# Records supplied start
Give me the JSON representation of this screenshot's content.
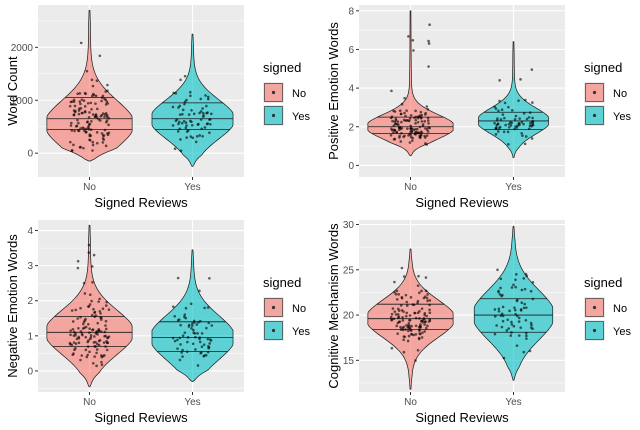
{
  "colors": {
    "panel_bg": "#ebebeb",
    "grid_major": "#ffffff",
    "no_fill": "#f8766d",
    "yes_fill": "#00bfc4",
    "outline": "#1a1a1a",
    "point": "#000000",
    "axis_text": "#4d4d4d",
    "title_text": "#000000"
  },
  "chart_data": [
    {
      "type": "violin",
      "panel": "top-left",
      "xlabel": "Signed Reviews",
      "ylabel": "Word Count",
      "categories": [
        "No",
        "Yes"
      ],
      "ylim": [
        -450,
        2800
      ],
      "yticks": [
        0,
        1000,
        2000
      ],
      "legend": {
        "title": "signed",
        "entries": [
          "No",
          "Yes"
        ]
      },
      "series": [
        {
          "name": "No",
          "min": -150,
          "max": 2700,
          "quantiles": [
            450,
            650,
            1050
          ],
          "mode": 550,
          "width": 1.0,
          "n": 130,
          "seed": 11,
          "jitter_min": 50,
          "jitter_max": 2300
        },
        {
          "name": "Yes",
          "min": -250,
          "max": 2250,
          "quantiles": [
            450,
            650,
            950
          ],
          "mode": 640,
          "width": 0.95,
          "n": 70,
          "seed": 12,
          "jitter_min": 0,
          "jitter_max": 1700
        }
      ]
    },
    {
      "type": "violin",
      "panel": "top-right",
      "xlabel": "Signed Reviews",
      "ylabel": "Positive Emotion Words",
      "categories": [
        "No",
        "Yes"
      ],
      "ylim": [
        -0.6,
        8.3
      ],
      "yticks": [
        0,
        2,
        4,
        6,
        8
      ],
      "legend": {
        "title": "signed",
        "entries": [
          "No",
          "Yes"
        ]
      },
      "series": [
        {
          "name": "No",
          "min": 0.5,
          "max": 8.0,
          "quantiles": [
            1.65,
            2.0,
            2.5
          ],
          "mode": 2.0,
          "width": 1.0,
          "n": 130,
          "seed": 21,
          "jitter_min": 0.8,
          "jitter_max": 7.4
        },
        {
          "name": "Yes",
          "min": 0.4,
          "max": 6.4,
          "quantiles": [
            1.85,
            2.3,
            2.75
          ],
          "mode": 2.3,
          "width": 0.82,
          "n": 70,
          "seed": 22,
          "jitter_min": 0.8,
          "jitter_max": 5.6
        }
      ]
    },
    {
      "type": "violin",
      "panel": "bottom-left",
      "xlabel": "Signed Reviews",
      "ylabel": "Negative Emotion Words",
      "categories": [
        "No",
        "Yes"
      ],
      "ylim": [
        -0.6,
        4.3
      ],
      "yticks": [
        0,
        1,
        2,
        3,
        4
      ],
      "legend": {
        "title": "signed",
        "entries": [
          "No",
          "Yes"
        ]
      },
      "series": [
        {
          "name": "No",
          "min": -0.45,
          "max": 4.15,
          "quantiles": [
            0.7,
            1.1,
            1.55
          ],
          "mode": 1.1,
          "width": 1.0,
          "n": 130,
          "seed": 31,
          "jitter_min": 0.0,
          "jitter_max": 3.6
        },
        {
          "name": "Yes",
          "min": -0.3,
          "max": 3.45,
          "quantiles": [
            0.55,
            0.95,
            1.4
          ],
          "mode": 0.95,
          "width": 0.95,
          "n": 70,
          "seed": 32,
          "jitter_min": 0.1,
          "jitter_max": 2.7
        }
      ]
    },
    {
      "type": "violin",
      "panel": "bottom-right",
      "xlabel": "Signed Reviews",
      "ylabel": "Cognitive Mechanism Words",
      "categories": [
        "No",
        "Yes"
      ],
      "ylim": [
        11.5,
        30.5
      ],
      "yticks": [
        15,
        20,
        25,
        30
      ],
      "legend": {
        "title": "signed",
        "entries": [
          "No",
          "Yes"
        ]
      },
      "series": [
        {
          "name": "No",
          "min": 11.8,
          "max": 27.3,
          "quantiles": [
            18.4,
            19.6,
            21.2
          ],
          "mode": 19.6,
          "width": 1.0,
          "n": 130,
          "seed": 41,
          "jitter_min": 14.5,
          "jitter_max": 25.5
        },
        {
          "name": "Yes",
          "min": 12.8,
          "max": 29.8,
          "quantiles": [
            18.1,
            20.0,
            21.8
          ],
          "mode": 20.0,
          "width": 0.92,
          "n": 70,
          "seed": 42,
          "jitter_min": 15.0,
          "jitter_max": 25.0
        }
      ]
    }
  ]
}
# Records supplied end
Check every line for "bottom" and show the ones that have it.

      "panel": "bottom-left",
      "panel": "bottom-right",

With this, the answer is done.